§ RECORD EXCERPTS
· · · · ·
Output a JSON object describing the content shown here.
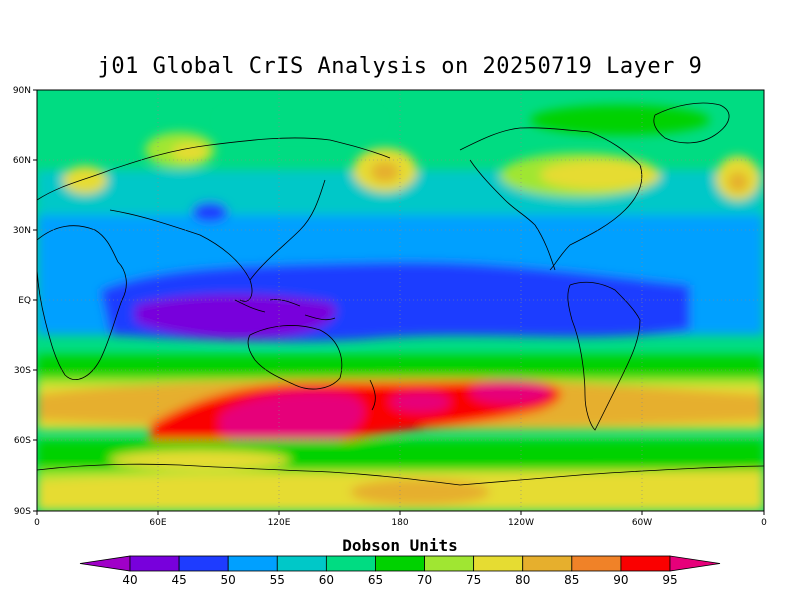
{
  "title": "j01 Global CrIS Analysis on 20250719 Layer 9",
  "lat_ticks": [
    "90N",
    "60N",
    "30N",
    "EQ",
    "30S",
    "60S",
    "90S"
  ],
  "lon_ticks": [
    "0",
    "60E",
    "120E",
    "180",
    "120W",
    "60W",
    "0"
  ],
  "colorbar": {
    "title": "Dobson Units",
    "labels": [
      "40",
      "45",
      "50",
      "55",
      "60",
      "65",
      "70",
      "75",
      "80",
      "85",
      "90",
      "95"
    ],
    "colors": [
      "#a000c8",
      "#7800dc",
      "#1e3cff",
      "#00a0ff",
      "#00c8c8",
      "#00dc82",
      "#00d200",
      "#a0e632",
      "#e6dc32",
      "#e6af2d",
      "#f08228",
      "#fa0000",
      "#e6007a"
    ]
  },
  "map": {
    "background_color": "#00c8c8"
  }
}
· · · · ·
§ TASK TO CARRY OUT
Make a word-for-word copy of the entries, without any pictures.

§ THE ANSWER
Output a JSON object describing the content shown here.
{
  "title": "j01 Global CrIS Analysis on 20250719 Layer 9",
  "lat_ticks": [
    "90N",
    "60N",
    "30N",
    "EQ",
    "30S",
    "60S",
    "90S"
  ],
  "lon_ticks": [
    "0",
    "60E",
    "120E",
    "180",
    "120W",
    "60W",
    "0"
  ],
  "colorbar": {
    "title": "Dobson Units",
    "labels": [
      "40",
      "45",
      "50",
      "55",
      "60",
      "65",
      "70",
      "75",
      "80",
      "85",
      "90",
      "95"
    ],
    "colors": [
      "#a000c8",
      "#7800dc",
      "#1e3cff",
      "#00a0ff",
      "#00c8c8",
      "#00dc82",
      "#00d200",
      "#a0e632",
      "#e6dc32",
      "#e6af2d",
      "#f08228",
      "#fa0000",
      "#e6007a"
    ]
  },
  "map": {
    "background_color": "#00c8c8"
  }
}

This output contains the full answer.